Given request >>
Copy out each line of the data that holds the word "mention".
——
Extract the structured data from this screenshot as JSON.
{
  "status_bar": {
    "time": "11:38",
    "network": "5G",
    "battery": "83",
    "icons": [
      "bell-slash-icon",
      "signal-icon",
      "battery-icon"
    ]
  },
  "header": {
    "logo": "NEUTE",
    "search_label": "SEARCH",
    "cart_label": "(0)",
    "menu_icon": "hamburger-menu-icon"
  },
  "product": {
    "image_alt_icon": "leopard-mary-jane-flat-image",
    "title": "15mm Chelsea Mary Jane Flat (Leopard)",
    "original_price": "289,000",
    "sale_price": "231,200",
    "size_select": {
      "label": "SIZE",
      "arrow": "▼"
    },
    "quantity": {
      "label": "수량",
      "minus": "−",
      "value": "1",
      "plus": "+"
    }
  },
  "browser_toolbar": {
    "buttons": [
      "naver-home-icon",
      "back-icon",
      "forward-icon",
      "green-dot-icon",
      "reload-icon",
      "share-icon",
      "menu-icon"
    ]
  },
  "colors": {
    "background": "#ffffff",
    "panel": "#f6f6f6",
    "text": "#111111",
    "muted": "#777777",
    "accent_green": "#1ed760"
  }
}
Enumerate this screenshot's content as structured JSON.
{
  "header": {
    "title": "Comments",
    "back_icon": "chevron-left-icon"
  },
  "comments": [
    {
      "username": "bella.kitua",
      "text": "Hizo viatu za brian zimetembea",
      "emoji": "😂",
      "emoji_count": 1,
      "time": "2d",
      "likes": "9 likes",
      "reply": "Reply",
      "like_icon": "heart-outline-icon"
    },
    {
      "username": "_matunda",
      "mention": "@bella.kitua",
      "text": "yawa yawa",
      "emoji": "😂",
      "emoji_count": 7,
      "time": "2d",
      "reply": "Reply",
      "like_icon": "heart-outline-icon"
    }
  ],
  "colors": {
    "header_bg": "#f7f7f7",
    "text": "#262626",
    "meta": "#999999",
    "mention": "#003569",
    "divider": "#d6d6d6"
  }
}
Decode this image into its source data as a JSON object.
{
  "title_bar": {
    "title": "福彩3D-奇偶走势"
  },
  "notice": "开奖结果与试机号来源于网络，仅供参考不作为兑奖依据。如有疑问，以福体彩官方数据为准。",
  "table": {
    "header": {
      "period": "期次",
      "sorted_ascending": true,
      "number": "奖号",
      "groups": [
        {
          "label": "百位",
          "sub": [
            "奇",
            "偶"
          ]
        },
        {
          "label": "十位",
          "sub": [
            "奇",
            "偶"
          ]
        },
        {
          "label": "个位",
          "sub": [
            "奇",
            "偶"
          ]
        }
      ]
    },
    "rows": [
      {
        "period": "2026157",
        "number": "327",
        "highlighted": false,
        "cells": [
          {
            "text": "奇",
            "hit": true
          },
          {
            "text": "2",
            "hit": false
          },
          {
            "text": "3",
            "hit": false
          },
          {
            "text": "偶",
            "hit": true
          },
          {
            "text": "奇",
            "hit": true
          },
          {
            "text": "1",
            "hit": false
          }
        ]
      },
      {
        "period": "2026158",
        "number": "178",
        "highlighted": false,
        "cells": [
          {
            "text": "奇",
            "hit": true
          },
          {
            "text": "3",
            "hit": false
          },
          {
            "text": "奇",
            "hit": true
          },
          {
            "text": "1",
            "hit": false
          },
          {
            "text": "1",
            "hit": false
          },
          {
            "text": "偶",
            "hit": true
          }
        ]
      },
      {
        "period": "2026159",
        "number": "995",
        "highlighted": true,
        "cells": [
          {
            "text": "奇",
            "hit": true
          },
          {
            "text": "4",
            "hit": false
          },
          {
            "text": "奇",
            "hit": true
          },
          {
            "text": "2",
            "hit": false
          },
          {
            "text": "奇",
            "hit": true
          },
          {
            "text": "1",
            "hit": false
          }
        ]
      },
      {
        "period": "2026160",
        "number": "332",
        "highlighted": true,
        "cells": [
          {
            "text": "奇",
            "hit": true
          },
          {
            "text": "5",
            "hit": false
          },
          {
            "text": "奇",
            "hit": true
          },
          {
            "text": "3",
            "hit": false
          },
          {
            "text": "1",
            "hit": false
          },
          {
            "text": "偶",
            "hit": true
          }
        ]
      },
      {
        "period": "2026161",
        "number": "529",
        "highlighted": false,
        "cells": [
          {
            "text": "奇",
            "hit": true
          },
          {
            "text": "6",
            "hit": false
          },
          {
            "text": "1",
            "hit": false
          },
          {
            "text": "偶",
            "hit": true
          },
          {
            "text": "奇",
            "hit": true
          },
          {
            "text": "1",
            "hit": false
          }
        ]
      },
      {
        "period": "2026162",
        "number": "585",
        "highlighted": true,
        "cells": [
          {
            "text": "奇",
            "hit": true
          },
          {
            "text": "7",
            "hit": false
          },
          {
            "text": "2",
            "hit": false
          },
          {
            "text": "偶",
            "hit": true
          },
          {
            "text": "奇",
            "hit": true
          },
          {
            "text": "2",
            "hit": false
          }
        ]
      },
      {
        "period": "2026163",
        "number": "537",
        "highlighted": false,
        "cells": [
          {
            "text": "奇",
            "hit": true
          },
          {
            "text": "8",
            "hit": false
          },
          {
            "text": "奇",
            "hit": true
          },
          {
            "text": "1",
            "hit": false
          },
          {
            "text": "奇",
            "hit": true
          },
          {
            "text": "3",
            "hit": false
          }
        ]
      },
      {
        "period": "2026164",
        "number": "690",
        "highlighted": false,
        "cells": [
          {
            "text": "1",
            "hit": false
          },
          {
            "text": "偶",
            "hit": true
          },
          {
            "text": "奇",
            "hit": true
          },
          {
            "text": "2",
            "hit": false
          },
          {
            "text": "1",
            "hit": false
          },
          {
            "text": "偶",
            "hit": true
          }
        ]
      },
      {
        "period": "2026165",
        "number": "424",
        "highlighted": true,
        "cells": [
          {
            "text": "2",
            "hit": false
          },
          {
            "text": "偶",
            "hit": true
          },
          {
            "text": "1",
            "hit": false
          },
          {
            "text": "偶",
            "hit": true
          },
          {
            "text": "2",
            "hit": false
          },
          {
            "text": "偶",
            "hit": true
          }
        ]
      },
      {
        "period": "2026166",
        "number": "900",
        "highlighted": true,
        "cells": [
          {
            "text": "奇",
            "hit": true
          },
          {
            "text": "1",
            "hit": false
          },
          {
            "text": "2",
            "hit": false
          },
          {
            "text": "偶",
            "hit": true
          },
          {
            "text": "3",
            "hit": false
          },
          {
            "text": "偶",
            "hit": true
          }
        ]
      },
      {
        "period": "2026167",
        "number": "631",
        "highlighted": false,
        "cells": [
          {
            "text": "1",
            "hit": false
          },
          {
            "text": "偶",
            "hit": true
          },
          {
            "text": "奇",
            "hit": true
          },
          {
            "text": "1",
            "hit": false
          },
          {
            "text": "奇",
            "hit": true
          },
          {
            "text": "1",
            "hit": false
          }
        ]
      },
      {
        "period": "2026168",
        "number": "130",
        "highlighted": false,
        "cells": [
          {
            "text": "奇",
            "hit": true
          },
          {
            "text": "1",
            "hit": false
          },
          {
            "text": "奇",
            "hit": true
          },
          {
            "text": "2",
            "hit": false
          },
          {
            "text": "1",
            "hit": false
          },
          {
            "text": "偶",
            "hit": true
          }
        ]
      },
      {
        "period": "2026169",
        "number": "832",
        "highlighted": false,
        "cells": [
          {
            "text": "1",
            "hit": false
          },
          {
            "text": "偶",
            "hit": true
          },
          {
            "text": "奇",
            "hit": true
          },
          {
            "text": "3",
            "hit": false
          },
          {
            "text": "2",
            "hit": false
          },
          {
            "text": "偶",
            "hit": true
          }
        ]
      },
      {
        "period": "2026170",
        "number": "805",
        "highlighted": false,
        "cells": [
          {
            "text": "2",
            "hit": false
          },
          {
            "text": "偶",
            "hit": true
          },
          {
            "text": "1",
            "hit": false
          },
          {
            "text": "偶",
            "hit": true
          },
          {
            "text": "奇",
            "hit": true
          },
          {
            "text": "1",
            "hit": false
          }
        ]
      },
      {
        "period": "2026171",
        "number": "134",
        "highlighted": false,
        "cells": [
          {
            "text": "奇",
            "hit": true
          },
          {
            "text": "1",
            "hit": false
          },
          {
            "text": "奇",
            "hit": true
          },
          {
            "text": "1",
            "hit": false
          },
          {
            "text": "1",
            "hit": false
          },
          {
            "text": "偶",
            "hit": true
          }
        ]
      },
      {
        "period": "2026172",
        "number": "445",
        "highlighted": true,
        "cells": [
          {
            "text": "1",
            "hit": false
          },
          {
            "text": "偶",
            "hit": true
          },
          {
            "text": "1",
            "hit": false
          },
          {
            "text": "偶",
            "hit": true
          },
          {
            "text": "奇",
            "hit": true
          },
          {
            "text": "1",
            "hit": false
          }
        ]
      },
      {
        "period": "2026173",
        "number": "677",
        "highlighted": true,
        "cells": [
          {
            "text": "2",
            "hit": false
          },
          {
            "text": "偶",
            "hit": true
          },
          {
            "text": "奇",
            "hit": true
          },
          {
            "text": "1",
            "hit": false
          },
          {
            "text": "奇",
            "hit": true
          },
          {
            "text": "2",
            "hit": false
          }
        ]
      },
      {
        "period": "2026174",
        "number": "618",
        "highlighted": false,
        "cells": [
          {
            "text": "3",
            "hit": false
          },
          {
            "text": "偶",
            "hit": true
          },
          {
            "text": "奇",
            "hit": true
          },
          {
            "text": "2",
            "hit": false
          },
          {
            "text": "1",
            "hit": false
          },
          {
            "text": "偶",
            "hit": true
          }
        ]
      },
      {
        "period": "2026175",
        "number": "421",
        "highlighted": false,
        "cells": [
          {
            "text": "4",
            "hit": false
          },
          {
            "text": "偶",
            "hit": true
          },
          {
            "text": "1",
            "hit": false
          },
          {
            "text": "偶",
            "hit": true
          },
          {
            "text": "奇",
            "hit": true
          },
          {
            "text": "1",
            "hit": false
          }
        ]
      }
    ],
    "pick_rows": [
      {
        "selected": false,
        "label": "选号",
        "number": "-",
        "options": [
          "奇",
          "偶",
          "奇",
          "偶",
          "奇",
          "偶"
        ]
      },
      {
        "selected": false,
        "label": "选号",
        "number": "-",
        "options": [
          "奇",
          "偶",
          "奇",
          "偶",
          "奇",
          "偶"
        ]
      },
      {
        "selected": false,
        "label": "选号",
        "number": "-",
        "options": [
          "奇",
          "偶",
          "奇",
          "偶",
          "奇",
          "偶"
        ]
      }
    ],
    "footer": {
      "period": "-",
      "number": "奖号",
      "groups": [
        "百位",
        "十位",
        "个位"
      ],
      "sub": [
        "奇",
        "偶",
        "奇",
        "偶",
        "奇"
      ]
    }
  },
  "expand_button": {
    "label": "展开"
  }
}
——
Output for this exercise >>
      "mention": "@bella.kitua",
    "mention": "#003569",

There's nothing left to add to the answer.